• [EXERCISE OBJECTIVE]:
Filter the entries and keep only the lines where the string "this" appears.

• [STORED ROWS]:
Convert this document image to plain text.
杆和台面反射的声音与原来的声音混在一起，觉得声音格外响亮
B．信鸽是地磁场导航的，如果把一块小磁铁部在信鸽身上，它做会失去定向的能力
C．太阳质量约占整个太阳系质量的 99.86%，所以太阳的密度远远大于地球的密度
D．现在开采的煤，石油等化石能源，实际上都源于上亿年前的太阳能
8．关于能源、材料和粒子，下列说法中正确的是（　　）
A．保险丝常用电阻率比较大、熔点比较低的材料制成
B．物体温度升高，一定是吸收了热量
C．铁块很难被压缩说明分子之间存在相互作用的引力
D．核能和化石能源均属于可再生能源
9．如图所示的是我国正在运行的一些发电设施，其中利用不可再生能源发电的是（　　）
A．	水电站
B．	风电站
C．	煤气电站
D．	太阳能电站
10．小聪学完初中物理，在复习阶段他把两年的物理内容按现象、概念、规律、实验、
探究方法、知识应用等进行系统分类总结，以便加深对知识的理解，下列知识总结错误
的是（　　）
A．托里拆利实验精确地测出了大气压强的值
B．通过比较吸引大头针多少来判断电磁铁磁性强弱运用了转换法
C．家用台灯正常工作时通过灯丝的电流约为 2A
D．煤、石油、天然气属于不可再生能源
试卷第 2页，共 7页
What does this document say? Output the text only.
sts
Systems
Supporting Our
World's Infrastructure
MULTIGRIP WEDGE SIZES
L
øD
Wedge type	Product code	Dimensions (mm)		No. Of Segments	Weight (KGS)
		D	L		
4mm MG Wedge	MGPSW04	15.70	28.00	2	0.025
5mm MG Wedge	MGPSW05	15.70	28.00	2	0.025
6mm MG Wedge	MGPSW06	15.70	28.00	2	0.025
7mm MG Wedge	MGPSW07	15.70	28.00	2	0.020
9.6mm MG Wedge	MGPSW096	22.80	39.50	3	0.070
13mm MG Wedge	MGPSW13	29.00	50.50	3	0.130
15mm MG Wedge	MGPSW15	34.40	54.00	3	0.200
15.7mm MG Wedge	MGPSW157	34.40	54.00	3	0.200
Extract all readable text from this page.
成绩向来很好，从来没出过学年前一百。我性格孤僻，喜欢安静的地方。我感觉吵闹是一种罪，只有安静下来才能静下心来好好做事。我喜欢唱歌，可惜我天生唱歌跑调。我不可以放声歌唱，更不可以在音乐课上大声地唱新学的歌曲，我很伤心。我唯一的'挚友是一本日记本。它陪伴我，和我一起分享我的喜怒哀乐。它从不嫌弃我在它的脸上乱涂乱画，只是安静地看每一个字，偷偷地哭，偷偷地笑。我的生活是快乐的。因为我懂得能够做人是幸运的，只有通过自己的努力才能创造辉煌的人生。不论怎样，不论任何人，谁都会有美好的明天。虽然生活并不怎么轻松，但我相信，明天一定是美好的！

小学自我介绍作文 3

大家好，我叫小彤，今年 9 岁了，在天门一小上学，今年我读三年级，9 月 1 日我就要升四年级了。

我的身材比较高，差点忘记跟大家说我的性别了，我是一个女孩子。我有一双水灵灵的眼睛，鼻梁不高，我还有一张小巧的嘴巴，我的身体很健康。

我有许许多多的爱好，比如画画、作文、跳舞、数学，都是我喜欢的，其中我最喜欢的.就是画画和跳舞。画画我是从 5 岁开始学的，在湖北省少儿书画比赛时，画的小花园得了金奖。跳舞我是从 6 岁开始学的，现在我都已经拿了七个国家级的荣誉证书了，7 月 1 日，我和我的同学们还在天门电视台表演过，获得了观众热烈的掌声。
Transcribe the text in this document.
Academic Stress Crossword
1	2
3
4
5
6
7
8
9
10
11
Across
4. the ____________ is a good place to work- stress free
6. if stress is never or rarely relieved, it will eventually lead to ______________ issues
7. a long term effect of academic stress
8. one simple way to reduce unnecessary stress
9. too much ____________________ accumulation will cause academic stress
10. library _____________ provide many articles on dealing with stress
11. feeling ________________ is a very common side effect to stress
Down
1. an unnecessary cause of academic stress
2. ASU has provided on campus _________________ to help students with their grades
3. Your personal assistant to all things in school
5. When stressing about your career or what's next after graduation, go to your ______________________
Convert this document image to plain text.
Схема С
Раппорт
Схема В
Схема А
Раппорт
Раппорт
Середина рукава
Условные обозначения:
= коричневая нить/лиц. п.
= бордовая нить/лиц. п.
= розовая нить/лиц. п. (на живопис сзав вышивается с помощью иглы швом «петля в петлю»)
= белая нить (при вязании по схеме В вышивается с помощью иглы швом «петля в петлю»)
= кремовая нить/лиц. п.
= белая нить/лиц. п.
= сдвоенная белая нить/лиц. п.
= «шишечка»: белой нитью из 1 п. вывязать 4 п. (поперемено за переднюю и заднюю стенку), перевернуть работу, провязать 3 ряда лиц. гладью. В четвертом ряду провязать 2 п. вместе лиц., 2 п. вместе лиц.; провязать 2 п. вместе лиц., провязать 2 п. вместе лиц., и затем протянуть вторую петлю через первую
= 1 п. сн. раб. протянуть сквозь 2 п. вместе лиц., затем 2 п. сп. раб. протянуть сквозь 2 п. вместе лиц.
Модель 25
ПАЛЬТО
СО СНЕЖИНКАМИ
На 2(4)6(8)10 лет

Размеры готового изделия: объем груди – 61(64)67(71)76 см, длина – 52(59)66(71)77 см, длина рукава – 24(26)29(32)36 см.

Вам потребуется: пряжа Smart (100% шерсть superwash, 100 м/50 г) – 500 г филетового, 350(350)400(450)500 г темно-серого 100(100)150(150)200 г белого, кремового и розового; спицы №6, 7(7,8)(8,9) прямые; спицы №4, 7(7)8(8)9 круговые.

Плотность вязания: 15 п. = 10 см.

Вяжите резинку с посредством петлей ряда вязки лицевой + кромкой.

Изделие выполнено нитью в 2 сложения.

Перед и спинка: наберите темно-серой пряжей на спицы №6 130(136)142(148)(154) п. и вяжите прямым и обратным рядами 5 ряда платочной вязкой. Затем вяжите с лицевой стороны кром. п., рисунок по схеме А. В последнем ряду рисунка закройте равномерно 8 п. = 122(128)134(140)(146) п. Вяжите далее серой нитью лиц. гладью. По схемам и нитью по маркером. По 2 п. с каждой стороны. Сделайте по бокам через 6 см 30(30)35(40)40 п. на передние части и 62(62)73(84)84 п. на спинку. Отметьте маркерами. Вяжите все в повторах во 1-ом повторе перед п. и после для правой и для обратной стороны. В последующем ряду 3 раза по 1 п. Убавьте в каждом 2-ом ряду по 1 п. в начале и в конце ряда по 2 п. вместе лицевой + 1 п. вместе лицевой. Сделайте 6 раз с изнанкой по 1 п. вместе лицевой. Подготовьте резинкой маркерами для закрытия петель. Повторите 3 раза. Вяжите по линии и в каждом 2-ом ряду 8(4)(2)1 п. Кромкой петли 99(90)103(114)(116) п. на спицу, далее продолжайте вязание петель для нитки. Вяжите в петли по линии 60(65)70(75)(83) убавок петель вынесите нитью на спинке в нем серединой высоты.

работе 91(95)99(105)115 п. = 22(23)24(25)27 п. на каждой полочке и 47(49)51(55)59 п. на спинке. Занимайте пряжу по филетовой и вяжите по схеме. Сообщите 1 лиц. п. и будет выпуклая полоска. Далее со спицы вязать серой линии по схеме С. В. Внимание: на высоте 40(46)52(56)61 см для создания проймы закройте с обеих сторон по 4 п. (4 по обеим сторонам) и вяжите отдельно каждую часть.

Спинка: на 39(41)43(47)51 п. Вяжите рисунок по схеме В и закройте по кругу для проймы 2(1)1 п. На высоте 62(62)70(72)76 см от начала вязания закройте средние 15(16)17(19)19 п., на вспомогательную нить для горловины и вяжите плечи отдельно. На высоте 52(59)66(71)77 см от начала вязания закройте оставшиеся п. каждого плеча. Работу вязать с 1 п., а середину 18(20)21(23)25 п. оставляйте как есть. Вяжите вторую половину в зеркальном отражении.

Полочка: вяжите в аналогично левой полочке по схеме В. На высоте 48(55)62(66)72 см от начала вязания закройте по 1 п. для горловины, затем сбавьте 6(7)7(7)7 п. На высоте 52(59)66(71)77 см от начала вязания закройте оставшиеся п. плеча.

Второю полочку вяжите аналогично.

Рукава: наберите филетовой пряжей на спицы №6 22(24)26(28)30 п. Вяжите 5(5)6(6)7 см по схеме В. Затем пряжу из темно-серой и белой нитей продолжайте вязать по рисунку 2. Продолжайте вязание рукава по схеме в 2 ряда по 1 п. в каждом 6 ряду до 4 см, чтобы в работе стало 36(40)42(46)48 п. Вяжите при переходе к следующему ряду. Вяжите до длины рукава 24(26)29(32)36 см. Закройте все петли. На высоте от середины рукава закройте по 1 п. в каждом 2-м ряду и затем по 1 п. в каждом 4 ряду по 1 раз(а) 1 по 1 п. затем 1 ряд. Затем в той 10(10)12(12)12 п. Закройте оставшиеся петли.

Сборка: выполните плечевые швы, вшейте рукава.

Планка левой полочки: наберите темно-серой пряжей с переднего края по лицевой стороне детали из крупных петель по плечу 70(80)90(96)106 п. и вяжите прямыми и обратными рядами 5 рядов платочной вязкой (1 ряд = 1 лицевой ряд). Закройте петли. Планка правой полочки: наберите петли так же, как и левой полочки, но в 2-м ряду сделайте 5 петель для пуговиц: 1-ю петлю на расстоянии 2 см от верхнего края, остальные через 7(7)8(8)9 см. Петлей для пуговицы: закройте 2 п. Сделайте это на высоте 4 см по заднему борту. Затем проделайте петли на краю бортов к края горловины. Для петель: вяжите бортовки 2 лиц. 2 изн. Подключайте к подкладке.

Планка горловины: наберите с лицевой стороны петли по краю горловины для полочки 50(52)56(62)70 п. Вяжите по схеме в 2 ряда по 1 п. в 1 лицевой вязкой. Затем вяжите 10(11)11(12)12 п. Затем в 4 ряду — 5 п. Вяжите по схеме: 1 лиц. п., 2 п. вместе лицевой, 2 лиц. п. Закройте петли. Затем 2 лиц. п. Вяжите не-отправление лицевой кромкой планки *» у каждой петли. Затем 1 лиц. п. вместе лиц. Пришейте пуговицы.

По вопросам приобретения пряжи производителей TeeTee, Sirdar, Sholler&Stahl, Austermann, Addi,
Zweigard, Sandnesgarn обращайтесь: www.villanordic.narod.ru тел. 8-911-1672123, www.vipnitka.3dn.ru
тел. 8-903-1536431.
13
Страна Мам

• [OUTPUT OF THE TASK]:
Convert this document image to plain text.
What does this document say? Output the text only.
Extract all readable text from this page.
Transcribe the text in this document.
Convert this document image to plain text.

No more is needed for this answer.